## WORK INSTRUCTIONS
Find and copy each line of the records where the string "单次机会" shows up.

::::::::

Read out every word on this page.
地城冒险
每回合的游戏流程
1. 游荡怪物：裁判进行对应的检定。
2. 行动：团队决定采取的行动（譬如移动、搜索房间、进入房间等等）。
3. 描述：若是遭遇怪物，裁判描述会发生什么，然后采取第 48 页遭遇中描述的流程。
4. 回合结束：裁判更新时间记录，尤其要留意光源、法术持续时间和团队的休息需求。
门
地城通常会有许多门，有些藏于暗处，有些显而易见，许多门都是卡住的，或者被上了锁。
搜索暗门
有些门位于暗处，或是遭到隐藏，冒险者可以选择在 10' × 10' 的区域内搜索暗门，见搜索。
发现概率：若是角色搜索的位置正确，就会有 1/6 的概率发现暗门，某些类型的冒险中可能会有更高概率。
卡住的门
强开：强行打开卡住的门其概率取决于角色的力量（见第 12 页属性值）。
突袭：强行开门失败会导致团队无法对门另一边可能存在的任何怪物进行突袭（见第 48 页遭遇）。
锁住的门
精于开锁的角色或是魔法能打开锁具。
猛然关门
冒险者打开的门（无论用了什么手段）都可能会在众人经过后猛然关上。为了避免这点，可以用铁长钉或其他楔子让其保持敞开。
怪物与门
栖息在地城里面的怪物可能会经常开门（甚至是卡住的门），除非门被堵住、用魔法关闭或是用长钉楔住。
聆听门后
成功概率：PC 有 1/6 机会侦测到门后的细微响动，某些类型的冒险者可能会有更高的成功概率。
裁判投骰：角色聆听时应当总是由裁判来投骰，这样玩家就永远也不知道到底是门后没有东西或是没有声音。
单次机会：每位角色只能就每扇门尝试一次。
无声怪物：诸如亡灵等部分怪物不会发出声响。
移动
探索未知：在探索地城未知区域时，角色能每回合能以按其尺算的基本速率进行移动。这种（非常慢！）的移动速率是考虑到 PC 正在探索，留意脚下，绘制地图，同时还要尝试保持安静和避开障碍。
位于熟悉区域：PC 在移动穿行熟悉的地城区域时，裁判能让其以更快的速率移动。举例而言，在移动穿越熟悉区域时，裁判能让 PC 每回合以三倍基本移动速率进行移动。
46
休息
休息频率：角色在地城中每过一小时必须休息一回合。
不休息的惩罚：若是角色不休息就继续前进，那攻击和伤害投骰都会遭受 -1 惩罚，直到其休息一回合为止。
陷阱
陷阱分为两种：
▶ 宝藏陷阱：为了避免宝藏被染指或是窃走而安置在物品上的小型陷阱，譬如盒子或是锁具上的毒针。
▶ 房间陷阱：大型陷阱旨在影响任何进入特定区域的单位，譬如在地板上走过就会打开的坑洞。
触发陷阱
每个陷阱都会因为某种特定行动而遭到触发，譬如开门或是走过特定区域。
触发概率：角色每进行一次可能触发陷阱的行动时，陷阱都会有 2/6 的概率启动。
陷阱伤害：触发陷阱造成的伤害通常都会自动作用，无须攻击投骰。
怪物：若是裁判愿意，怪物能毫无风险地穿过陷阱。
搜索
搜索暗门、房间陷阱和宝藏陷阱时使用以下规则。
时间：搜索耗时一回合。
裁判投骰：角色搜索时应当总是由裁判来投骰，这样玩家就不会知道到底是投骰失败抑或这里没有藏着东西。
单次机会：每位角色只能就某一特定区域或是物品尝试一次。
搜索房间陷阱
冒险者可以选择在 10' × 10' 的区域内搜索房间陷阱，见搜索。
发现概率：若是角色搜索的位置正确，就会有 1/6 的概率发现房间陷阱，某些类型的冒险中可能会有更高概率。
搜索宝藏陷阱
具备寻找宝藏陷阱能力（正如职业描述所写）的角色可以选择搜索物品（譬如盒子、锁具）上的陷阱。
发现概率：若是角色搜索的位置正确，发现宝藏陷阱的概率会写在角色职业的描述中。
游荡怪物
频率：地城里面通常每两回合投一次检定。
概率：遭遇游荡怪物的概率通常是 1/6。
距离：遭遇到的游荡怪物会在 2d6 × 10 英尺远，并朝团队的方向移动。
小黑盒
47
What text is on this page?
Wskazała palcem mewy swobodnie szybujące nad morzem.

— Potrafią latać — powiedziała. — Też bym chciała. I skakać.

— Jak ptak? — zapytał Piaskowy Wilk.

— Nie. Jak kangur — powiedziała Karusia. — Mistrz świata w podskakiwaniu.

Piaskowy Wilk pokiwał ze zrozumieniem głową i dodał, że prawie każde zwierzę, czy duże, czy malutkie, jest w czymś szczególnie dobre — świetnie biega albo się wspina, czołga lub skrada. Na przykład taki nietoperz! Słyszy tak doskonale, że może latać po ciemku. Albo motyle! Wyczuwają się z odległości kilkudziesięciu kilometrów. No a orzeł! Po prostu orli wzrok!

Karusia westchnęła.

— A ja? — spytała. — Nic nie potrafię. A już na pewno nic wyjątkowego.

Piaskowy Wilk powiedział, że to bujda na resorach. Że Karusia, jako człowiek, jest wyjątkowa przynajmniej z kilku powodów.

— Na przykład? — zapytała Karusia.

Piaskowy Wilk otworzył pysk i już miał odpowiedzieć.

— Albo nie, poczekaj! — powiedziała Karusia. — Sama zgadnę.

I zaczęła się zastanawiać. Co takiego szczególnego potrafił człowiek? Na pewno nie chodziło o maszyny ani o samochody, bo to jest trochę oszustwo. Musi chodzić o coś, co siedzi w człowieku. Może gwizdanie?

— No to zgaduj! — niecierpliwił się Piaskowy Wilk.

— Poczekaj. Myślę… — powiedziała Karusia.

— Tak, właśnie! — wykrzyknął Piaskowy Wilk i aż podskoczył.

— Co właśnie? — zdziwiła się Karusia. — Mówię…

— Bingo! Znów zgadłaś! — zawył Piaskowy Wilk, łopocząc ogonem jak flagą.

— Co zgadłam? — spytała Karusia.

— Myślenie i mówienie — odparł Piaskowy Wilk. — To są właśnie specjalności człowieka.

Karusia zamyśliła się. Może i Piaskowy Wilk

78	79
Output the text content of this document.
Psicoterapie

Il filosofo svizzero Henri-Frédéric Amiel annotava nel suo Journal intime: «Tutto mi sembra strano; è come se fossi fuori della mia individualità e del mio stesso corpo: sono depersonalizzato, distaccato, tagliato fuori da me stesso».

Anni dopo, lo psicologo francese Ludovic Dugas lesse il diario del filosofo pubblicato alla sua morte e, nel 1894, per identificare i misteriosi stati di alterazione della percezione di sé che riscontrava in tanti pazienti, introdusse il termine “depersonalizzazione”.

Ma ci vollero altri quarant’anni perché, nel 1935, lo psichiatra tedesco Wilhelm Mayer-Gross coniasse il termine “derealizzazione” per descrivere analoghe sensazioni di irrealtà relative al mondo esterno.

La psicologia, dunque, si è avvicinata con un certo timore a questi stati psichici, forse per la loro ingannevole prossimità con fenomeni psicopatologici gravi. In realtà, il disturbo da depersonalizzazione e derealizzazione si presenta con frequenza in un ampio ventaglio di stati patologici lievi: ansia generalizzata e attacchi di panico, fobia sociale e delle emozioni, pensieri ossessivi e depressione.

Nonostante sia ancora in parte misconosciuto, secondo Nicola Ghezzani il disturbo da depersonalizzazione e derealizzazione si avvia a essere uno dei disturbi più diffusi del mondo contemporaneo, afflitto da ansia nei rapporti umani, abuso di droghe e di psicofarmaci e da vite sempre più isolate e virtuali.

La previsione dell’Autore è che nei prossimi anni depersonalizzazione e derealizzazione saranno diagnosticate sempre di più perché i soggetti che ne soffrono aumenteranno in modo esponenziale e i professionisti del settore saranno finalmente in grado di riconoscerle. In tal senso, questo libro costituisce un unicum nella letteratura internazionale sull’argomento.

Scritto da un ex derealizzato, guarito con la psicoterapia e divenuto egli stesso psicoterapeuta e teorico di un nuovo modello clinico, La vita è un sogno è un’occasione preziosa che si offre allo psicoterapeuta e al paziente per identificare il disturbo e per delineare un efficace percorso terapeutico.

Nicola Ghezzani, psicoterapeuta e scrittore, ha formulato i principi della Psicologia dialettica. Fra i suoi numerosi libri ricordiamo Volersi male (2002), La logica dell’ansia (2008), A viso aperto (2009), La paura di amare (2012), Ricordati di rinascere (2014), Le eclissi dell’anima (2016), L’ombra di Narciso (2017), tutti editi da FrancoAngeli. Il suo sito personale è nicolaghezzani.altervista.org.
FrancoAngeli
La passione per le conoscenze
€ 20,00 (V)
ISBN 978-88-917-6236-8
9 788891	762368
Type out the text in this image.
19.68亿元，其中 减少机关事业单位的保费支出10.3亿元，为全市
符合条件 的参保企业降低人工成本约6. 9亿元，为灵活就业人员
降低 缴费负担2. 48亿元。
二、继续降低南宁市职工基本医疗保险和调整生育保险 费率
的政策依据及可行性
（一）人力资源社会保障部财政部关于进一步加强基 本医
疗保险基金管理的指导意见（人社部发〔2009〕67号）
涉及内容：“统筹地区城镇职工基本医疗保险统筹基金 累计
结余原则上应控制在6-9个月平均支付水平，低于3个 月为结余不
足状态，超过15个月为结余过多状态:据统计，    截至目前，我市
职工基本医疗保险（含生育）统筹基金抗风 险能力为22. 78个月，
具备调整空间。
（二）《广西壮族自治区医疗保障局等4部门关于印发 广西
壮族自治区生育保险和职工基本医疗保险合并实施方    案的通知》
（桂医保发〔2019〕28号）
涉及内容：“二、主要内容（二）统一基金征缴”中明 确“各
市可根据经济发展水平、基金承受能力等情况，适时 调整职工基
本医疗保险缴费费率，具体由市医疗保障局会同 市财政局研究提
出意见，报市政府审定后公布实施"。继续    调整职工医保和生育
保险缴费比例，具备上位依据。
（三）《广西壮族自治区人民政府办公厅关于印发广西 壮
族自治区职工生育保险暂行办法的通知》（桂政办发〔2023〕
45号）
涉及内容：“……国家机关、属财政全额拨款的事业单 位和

::::::::

## RESPONSE TO THE EXERCISE
单次机会：每位角色只能就每扇门尝试一次。
单次机会：每位角色只能就某一特定区域或是物品尝试一次。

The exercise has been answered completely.